╭─ Given entries
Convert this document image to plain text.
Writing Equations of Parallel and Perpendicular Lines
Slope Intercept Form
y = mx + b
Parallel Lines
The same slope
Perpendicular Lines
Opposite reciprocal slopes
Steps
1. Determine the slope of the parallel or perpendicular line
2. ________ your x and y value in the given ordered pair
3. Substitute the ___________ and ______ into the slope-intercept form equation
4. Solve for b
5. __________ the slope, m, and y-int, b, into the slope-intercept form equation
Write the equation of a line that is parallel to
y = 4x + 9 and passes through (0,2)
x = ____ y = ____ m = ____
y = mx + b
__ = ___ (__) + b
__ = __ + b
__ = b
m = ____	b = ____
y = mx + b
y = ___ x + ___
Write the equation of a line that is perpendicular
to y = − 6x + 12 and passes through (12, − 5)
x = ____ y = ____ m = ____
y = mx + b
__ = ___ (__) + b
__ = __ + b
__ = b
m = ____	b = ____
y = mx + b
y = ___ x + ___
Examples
╰─
> [Stated exercise] All records above must be set down exactly, please.

> [Reply to the exercise]
Convert this document image to plain text.
Writing Equations of Parallel and Perpendicular Lines
Slope Intercept Form
y = mx + b
Parallel Lines
The same slope
Perpendicular Lines
Opposite reciprocal slopes
Steps
1. Determine the slope of the parallel or perpendicular line
2. ________ your x and y value in the given ordered pair
3. Substitute the ___________ and ______ into the slope-intercept form equation
4. Solve for b
5. __________ the slope, m, and y-int, b, into the slope-intercept form equation
Write the equation of a line that is parallel to
y = 4x + 9 and passes through (0,2)
x = ____ y = ____ m = ____
y = mx + b
__ = ___ (__) + b
__ = __ + b
__ = b
m = ____	b = ____
y = mx + b
y = ___ x + ___
Write the equation of a line that is perpendicular
to y = − 6x + 12 and passes through (12, − 5)
x = ____ y = ____ m = ____
y = mx + b
__ = ___ (__) + b
__ = __ + b
__ = b
m = ____	b = ____
y = mx + b
y = ___ x + ___
Examples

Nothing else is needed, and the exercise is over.